▸ 练习任务 1: 请在下面的选读段落中，把从“例如,在步骤S35中,第二样”到“第二样本数据可以相同或不同。”之间的文字原样重写一遍，起止两处都包括在内。

▸ 选读段落:
══════════════════════════════

例如,在步骤S35中,第二样本数据可以为基于视频得到的图像数据,第三数据和第四数据均为图像数据。当然,第二样本数据也可以为通过其他方式得到的图像数据,本公开的实施例对此不作限制。例如,在一些示例中,第二样本数据为基于多个具有相同码率的视频得到的图像数据。由此,利用该第二样本数据训练得到的卷积神经网络可以对该码率的视频的图像数据具有较好的处理能力和处理效果,使得该卷积神经网络对码率的针对性强。例如,在一些示例中,可以对原始视频进行不同码率的视频质量压缩,并随机添加高斯噪声和量子噪声,形成低画质视频,对低画质视频进行视频帧提取,从而可以得到第二样本数据,该第二样本数据即为低画质视频的视频帧。例如,第一样本数据与第二样本数据可以相同或不同。
例如,在步骤S36中,将第四数据设置为具有真值标签(例如表示为[1]),并将具有真值标签的第四数据输入到鉴别网络Disc,得到从鉴别网络Disc输出的第三鉴别结果。例如,第三鉴别结果的数值范围为0~1。需要说明的是,此时的鉴别网络Disc为经过上述步骤S31-S34训练后所更新的鉴别网络。

══════════════════════════════

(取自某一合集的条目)
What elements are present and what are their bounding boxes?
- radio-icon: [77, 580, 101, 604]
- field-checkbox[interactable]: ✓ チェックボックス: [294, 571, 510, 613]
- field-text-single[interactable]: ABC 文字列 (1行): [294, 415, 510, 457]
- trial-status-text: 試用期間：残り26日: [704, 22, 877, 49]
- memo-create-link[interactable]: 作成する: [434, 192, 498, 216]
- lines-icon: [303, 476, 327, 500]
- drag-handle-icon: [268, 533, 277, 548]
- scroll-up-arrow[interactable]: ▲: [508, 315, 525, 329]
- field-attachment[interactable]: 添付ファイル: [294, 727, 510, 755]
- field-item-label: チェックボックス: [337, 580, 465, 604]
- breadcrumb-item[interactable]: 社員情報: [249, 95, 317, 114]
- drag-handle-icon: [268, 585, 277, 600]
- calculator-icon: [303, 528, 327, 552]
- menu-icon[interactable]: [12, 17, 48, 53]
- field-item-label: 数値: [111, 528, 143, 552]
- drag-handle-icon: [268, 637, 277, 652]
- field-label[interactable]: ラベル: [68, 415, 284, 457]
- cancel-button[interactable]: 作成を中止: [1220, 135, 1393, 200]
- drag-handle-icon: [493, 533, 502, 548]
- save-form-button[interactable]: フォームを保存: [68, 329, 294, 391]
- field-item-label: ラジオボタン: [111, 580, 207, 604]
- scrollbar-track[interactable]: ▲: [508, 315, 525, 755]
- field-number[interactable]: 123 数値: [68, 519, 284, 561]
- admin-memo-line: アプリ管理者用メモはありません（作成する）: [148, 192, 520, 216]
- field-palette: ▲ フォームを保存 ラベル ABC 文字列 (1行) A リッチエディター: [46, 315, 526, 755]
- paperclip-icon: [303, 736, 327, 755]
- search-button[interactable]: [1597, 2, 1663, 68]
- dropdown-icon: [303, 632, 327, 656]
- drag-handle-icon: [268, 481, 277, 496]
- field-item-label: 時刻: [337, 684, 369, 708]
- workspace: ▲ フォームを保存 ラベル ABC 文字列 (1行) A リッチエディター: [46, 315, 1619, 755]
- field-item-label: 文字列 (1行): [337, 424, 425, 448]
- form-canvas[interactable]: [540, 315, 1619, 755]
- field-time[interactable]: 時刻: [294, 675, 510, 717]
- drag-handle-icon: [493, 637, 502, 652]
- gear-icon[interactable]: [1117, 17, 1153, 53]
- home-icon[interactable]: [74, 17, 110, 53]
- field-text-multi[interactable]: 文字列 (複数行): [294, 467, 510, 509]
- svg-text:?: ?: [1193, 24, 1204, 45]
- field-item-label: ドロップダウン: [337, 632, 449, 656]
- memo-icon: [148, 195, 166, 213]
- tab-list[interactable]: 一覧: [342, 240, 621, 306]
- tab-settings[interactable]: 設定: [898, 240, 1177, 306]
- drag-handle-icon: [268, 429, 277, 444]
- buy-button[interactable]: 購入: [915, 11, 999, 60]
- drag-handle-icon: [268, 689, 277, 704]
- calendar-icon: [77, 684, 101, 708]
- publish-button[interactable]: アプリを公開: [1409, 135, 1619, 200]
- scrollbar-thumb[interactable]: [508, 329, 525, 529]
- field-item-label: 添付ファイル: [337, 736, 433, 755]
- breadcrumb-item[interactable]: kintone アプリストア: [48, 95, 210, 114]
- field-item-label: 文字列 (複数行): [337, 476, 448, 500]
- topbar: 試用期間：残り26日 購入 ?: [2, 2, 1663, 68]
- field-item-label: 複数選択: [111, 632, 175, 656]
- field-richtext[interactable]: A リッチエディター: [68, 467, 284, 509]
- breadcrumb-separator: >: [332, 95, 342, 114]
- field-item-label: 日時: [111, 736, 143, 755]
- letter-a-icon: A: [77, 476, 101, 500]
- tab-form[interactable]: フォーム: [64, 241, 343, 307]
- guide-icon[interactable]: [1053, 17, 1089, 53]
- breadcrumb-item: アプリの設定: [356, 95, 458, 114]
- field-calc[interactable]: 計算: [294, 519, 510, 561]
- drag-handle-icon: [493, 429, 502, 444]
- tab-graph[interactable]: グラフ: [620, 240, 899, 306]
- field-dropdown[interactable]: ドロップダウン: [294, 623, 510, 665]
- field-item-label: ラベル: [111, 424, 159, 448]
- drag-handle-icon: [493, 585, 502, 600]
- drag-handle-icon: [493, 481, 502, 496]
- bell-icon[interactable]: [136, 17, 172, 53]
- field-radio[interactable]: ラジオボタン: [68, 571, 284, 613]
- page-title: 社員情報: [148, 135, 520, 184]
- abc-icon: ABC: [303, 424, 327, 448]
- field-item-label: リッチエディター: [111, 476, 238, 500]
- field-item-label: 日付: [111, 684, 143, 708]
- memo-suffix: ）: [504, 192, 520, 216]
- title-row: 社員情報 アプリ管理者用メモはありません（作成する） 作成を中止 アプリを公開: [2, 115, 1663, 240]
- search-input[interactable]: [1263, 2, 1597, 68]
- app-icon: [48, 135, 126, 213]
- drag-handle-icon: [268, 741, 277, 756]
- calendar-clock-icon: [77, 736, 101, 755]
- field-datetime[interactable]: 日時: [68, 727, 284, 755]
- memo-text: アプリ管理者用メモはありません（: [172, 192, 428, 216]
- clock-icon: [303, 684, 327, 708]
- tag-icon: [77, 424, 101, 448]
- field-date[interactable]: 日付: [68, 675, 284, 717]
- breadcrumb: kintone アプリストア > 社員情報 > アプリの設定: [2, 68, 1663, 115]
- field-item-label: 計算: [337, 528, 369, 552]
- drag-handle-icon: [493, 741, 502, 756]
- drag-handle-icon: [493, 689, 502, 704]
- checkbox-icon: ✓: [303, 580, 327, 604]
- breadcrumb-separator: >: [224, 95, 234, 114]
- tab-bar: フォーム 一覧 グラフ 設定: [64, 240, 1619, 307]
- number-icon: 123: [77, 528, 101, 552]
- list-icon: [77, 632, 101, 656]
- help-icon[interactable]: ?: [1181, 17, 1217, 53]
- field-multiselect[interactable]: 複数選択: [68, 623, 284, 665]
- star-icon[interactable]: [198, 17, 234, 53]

══════════════════════════════

▸ 练习任务 2: 请把上面条目从第一行起，到含有“- field-item-label: チェックボックス: [337, 580, 465, 604]”的那一行为止，逐字重现出来，首尾两行都包括在内。

▸ 完整回答 1:
例如,在步骤S35中,第二样本数据可以为基于视频得到的图像数据,第三数据和第四数据均为图像数据。当然,第二样本数据也可以为通过其他方式得到的图像数据,本公开的实施例对此不作限制。例如,在一些示例中,第二样本数据为基于多个具有相同码率的视频得到的图像数据。由此,利用该第二样本数据训练得到的卷积神经网络可以对该码率的视频的图像数据具有较好的处理能力和处理效果,使得该卷积神经网络对码率的针对性强。例如,在一些示例中,可以对原始视频进行不同码率的视频质量压缩,并随机添加高斯噪声和量子噪声,形成低画质视频,对低画质视频进行视频帧提取,从而可以得到第二样本数据,该第二样本数据即为低画质视频的视频帧。例如,第一样本数据与第二样本数据可以相同或不同。

▸ 完整回答 2:
What elements are present and what are their bounding boxes?
- radio-icon: [77, 580, 101, 604]
- field-checkbox[interactable]: ✓ チェックボックス: [294, 571, 510, 613]
- field-text-single[interactable]: ABC 文字列 (1行): [294, 415, 510, 457]
- trial-status-text: 試用期間：残り26日: [704, 22, 877, 49]
- memo-create-link[interactable]: 作成する: [434, 192, 498, 216]
- lines-icon: [303, 476, 327, 500]
- drag-handle-icon: [268, 533, 277, 548]
- scroll-up-arrow[interactable]: ▲: [508, 315, 525, 329]
- field-attachment[interactable]: 添付ファイル: [294, 727, 510, 755]
- field-item-label: チェックボックス: [337, 580, 465, 604]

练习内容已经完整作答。